### [The request]
Look through the listing for the word "legend". Copy each line that has it.

Structured figure records:
• • • • • • •

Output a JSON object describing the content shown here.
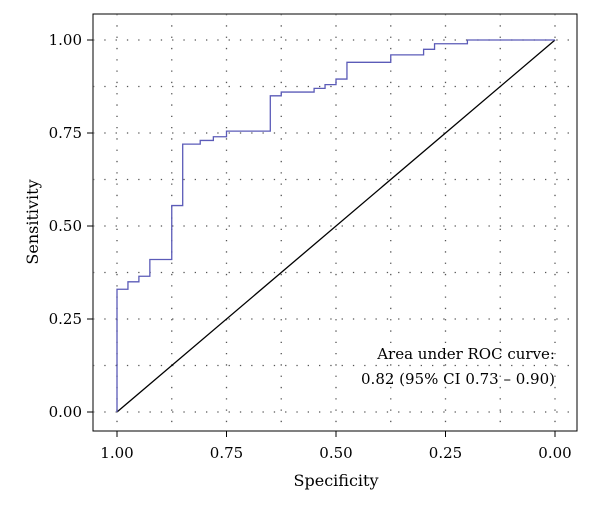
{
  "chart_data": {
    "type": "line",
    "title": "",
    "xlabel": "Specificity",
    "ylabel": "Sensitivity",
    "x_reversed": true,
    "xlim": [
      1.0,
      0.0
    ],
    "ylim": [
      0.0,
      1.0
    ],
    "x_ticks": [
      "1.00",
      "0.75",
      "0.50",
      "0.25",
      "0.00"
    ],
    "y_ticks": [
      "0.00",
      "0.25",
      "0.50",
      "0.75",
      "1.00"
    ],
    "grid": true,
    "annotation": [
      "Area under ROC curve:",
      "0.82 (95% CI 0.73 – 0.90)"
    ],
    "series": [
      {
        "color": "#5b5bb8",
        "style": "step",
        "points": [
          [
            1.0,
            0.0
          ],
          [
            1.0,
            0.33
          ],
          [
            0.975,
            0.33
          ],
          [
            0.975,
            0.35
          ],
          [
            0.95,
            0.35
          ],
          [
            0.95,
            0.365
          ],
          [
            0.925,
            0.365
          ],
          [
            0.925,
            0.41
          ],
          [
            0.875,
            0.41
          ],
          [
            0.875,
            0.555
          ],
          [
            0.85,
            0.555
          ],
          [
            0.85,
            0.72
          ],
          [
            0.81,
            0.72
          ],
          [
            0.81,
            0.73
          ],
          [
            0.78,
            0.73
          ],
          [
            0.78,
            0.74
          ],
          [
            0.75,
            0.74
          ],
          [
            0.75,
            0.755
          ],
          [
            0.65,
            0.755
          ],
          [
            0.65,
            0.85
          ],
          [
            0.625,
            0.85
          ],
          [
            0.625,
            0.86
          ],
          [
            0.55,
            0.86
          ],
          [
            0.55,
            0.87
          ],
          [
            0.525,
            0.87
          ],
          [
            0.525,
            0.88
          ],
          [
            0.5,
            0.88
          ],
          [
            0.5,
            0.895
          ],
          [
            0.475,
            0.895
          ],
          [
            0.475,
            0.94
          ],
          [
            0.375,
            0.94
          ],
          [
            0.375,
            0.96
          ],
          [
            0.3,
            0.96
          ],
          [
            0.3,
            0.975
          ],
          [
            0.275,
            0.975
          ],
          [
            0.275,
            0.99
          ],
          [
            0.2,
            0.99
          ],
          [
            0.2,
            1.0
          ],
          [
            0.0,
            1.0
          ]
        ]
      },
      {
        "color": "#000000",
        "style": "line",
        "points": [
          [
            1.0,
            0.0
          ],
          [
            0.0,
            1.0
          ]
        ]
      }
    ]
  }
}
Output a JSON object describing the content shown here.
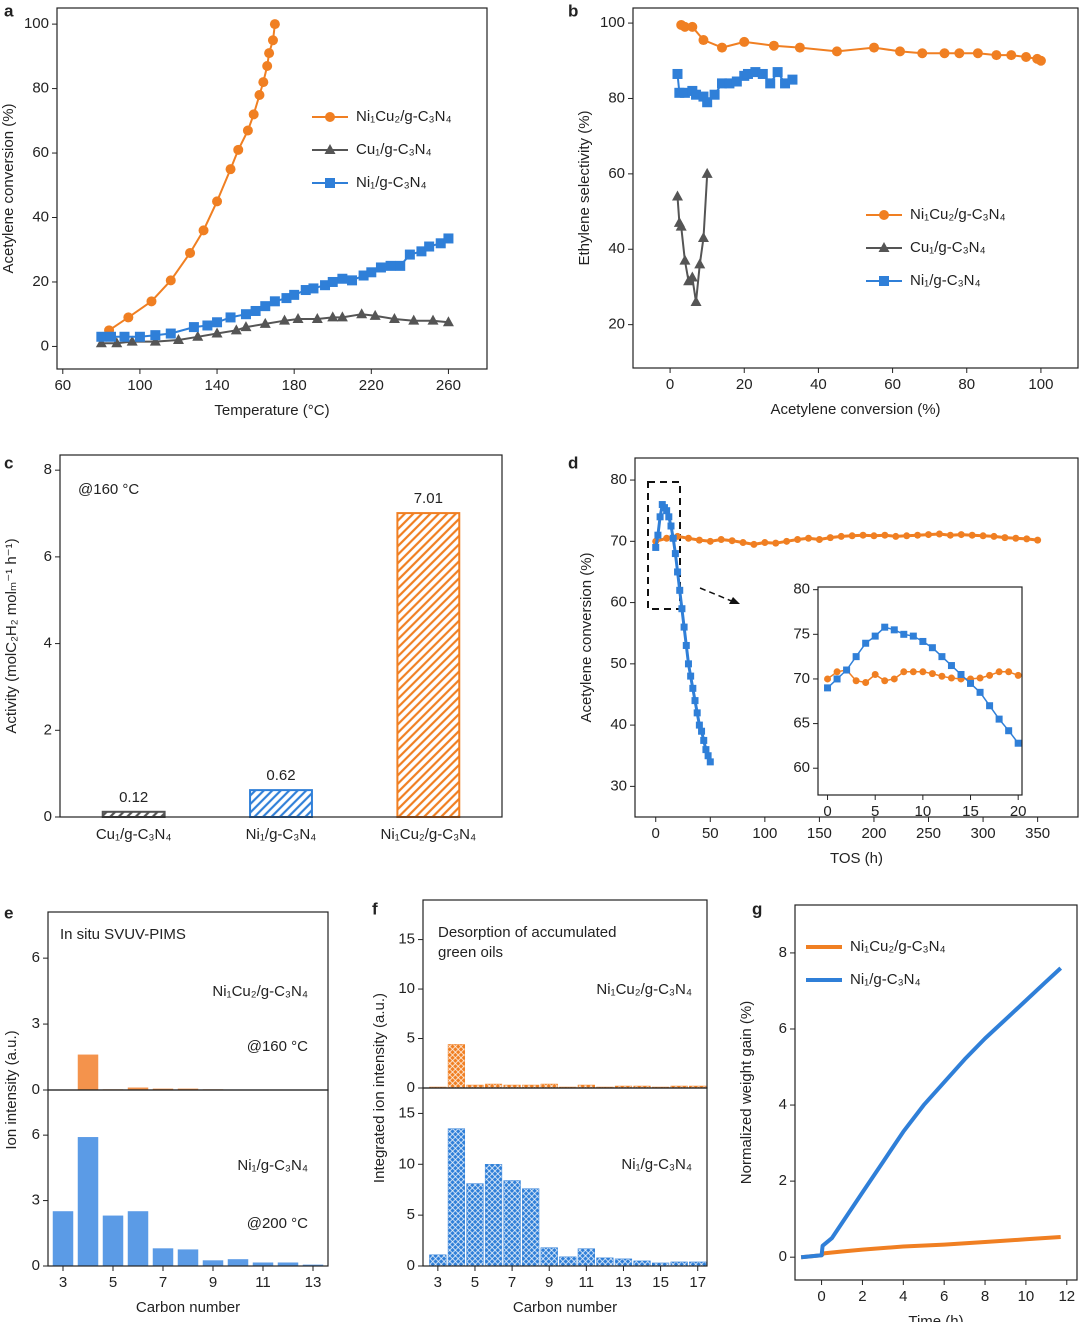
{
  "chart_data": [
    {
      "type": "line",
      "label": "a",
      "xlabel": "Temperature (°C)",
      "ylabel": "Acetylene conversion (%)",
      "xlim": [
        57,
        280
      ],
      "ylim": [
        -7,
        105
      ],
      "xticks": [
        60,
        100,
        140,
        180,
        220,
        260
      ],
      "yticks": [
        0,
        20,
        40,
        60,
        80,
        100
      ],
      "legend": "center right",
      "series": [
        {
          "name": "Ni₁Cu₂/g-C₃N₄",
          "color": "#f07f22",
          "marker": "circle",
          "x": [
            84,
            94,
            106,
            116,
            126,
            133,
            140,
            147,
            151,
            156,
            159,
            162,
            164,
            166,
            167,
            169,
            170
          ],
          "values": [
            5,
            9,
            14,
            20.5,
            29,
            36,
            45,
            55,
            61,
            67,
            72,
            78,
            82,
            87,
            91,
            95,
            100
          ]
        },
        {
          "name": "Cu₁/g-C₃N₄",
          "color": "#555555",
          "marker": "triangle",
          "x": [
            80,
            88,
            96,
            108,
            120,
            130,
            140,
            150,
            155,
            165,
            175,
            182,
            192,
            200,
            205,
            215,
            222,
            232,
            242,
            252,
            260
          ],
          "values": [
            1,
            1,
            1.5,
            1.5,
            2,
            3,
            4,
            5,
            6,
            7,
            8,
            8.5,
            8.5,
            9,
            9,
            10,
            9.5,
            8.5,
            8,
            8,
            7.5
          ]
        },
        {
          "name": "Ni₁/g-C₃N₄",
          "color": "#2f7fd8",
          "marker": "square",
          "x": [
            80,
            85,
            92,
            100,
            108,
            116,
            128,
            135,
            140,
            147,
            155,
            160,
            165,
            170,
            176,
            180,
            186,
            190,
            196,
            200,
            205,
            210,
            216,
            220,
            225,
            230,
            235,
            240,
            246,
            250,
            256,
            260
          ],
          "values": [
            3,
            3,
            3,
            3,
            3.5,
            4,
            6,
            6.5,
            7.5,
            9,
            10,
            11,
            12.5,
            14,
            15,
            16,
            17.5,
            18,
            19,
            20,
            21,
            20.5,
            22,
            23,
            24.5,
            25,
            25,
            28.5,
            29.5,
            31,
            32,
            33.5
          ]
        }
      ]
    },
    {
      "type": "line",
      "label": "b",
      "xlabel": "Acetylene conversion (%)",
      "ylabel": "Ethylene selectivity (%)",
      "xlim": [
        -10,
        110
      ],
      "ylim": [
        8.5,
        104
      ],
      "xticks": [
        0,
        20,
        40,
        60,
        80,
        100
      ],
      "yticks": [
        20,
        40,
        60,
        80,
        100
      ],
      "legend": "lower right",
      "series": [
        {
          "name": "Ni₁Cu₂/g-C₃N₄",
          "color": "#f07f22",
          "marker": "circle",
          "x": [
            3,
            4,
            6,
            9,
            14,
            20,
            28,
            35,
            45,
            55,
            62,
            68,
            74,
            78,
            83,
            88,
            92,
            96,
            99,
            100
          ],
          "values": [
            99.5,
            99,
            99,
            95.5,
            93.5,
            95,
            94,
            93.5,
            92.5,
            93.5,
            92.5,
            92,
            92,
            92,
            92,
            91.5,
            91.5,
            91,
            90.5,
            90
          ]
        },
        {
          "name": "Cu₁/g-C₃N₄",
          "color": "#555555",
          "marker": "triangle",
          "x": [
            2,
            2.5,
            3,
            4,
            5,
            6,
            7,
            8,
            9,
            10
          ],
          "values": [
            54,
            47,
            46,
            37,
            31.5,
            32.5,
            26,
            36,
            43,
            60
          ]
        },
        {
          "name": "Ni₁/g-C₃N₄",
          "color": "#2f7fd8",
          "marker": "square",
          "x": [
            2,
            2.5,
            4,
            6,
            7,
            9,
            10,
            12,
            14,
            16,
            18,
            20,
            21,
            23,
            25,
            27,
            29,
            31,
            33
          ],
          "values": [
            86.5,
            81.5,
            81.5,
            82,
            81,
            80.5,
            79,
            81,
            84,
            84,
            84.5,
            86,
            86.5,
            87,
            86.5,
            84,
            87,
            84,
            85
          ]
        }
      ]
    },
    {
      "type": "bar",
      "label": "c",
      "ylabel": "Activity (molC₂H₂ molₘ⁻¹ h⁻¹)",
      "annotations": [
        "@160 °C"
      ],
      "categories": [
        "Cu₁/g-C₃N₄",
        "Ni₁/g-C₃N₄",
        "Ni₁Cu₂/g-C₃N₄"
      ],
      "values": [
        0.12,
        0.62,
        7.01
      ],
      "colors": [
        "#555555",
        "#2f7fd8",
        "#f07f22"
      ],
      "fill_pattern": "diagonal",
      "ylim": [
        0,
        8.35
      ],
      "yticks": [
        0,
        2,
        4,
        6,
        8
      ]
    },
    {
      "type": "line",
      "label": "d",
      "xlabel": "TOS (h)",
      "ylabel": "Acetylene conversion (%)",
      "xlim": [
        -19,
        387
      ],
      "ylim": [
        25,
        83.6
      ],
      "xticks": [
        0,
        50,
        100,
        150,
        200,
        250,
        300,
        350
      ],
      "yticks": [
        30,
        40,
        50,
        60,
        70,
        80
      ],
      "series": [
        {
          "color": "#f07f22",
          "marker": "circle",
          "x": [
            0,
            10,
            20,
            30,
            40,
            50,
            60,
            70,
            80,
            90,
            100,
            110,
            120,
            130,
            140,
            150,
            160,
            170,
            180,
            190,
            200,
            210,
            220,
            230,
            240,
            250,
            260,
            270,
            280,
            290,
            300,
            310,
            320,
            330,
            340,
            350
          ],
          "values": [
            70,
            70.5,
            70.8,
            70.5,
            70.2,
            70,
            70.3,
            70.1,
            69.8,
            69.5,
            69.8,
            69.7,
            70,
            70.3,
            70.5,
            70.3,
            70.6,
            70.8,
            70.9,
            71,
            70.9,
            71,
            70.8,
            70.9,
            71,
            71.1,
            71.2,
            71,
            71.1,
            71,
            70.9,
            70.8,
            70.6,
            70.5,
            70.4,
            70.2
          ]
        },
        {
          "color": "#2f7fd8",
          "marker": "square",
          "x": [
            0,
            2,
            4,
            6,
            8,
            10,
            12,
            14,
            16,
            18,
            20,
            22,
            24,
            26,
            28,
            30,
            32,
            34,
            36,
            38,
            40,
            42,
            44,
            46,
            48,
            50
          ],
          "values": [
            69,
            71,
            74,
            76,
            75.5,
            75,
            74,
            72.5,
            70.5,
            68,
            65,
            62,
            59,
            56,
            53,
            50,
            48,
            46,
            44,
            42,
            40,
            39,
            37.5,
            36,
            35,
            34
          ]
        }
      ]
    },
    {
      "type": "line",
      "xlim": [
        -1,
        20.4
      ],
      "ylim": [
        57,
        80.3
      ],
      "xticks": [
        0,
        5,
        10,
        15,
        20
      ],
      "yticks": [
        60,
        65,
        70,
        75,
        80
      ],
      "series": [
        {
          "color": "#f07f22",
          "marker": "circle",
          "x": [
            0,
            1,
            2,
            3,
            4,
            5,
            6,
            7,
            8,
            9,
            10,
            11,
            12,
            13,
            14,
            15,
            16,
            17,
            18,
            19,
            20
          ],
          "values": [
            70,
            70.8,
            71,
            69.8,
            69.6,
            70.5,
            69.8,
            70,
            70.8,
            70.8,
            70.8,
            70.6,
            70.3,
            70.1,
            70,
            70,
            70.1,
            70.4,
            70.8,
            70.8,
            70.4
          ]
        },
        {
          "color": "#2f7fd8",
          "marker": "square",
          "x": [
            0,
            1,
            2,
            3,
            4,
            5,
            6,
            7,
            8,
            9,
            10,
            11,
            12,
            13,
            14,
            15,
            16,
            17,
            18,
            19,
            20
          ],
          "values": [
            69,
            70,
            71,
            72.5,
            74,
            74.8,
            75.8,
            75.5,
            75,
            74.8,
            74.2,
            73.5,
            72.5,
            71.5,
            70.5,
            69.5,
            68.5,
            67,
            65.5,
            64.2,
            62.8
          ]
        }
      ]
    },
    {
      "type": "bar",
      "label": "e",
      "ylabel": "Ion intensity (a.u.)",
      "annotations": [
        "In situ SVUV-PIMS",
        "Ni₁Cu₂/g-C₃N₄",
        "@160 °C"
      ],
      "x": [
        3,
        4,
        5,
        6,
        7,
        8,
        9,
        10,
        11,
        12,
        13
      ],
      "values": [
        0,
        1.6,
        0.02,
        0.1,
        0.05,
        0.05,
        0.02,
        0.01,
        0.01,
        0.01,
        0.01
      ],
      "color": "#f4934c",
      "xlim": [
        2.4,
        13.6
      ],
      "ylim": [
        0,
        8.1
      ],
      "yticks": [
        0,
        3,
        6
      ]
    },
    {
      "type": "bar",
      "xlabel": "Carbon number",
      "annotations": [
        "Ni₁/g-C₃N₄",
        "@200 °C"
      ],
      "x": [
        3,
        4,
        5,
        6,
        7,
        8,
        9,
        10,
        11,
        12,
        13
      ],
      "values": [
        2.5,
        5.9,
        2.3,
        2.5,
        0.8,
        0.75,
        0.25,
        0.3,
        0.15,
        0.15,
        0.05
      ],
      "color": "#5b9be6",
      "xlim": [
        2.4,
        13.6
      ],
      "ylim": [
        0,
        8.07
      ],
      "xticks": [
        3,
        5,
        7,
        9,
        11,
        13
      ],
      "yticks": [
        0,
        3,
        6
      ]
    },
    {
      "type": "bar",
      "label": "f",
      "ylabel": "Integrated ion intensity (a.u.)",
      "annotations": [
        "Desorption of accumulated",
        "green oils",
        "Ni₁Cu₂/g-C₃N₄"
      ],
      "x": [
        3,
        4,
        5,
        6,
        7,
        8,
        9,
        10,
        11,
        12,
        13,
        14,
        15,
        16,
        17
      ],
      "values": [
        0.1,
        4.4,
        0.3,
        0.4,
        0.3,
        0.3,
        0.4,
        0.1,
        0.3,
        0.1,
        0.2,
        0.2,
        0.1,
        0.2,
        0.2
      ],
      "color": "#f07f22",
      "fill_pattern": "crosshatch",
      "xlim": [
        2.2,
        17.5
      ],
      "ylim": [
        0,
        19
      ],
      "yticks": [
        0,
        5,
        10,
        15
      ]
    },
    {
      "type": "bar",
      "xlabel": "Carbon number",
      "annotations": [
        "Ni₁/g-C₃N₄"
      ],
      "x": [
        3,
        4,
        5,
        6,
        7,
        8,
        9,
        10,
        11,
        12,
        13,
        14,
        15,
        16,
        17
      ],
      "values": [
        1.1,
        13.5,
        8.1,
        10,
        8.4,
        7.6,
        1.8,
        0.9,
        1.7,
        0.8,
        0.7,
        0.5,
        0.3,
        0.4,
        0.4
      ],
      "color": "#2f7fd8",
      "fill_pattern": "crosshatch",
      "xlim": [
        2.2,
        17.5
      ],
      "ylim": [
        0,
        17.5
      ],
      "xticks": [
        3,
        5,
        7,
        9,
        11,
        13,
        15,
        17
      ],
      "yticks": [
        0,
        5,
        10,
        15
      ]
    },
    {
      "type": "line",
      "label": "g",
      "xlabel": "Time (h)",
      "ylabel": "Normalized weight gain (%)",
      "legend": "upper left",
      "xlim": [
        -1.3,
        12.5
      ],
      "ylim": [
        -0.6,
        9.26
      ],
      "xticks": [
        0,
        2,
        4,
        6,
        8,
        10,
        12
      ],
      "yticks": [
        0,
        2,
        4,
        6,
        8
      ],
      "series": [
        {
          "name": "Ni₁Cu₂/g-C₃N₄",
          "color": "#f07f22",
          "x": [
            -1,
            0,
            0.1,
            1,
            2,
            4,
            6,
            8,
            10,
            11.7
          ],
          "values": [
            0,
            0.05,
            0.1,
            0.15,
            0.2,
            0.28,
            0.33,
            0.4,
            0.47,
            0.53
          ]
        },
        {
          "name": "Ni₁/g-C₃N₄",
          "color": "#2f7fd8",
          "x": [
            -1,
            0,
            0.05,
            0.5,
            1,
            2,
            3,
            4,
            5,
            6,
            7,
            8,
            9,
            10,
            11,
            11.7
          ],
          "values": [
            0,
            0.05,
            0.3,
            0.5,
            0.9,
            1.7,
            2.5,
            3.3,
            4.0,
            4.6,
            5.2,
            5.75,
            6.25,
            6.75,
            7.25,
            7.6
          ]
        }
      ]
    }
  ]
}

• • • • • • •

### [Reply to the task]
      "legend": "center right",
      "legend": "lower right",
      "legend": "upper left",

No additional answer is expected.